EXERCISE INSTRUCTIONS
Take all the material and copy it exactly.
-- start of RECORDS FOR THIS TASK --
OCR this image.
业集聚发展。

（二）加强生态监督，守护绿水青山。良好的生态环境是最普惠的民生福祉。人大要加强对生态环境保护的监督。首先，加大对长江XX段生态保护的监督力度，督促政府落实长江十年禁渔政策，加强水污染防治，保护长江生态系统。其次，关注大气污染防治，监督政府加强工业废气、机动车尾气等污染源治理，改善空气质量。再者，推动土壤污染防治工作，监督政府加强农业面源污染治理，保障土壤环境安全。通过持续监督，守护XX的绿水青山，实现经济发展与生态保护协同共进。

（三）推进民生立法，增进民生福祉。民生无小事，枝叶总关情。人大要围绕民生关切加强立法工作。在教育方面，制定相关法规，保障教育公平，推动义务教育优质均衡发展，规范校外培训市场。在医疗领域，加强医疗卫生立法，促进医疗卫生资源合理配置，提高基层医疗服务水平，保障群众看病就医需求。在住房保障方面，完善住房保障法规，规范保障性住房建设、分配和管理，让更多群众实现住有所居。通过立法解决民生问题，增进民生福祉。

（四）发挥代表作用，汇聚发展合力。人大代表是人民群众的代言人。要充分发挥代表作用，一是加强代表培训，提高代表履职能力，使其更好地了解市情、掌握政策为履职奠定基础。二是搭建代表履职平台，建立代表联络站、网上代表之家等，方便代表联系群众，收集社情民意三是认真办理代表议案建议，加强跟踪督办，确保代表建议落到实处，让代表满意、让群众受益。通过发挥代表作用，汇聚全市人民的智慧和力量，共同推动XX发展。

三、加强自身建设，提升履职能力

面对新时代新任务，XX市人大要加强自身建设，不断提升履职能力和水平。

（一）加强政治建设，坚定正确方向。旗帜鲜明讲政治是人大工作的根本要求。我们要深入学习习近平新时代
-- end of RECORDS FOR THIS TASK --
SOLUTION TO THIS PROBLEM
OCR this image.
业集聚发展。

（二）加强生态监督，守护绿水青山。良好的生态环境是最普惠的民生福祉。人大要加强对生态环境保护的监督。首先，加大对长江XX段生态保护的监督力度，督促政府落实长江十年禁渔政策，加强水污染防治，保护长江生态系统。其次，关注大气污染防治，监督政府加强工业废气、机动车尾气等污染源治理，改善空气质量。再者，推动土壤污染防治工作，监督政府加强农业面源污染治理，保障土壤环境安全。通过持续监督，守护XX的绿水青山，实现经济发展与生态保护协同共进。

（三）推进民生立法，增进民生福祉。民生无小事，枝叶总关情。人大要围绕民生关切加强立法工作。在教育方面，制定相关法规，保障教育公平，推动义务教育优质均衡发展，规范校外培训市场。在医疗领域，加强医疗卫生立法，促进医疗卫生资源合理配置，提高基层医疗服务水平，保障群众看病就医需求。在住房保障方面，完善住房保障法规，规范保障性住房建设、分配和管理，让更多群众实现住有所居。通过立法解决民生问题，增进民生福祉。

（四）发挥代表作用，汇聚发展合力。人大代表是人民群众的代言人。要充分发挥代表作用，一是加强代表培训，提高代表履职能力，使其更好地了解市情、掌握政策为履职奠定基础。二是搭建代表履职平台，建立代表联络站、网上代表之家等，方便代表联系群众，收集社情民意三是认真办理代表议案建议，加强跟踪督办，确保代表建议落到实处，让代表满意、让群众受益。通过发挥代表作用，汇聚全市人民的智慧和力量，共同推动XX发展。

三、加强自身建设，提升履职能力

面对新时代新任务，XX市人大要加强自身建设，不断提升履职能力和水平。

（一）加强政治建设，坚定正确方向。旗帜鲜明讲政治是人大工作的根本要求。我们要深入学习习近平新时代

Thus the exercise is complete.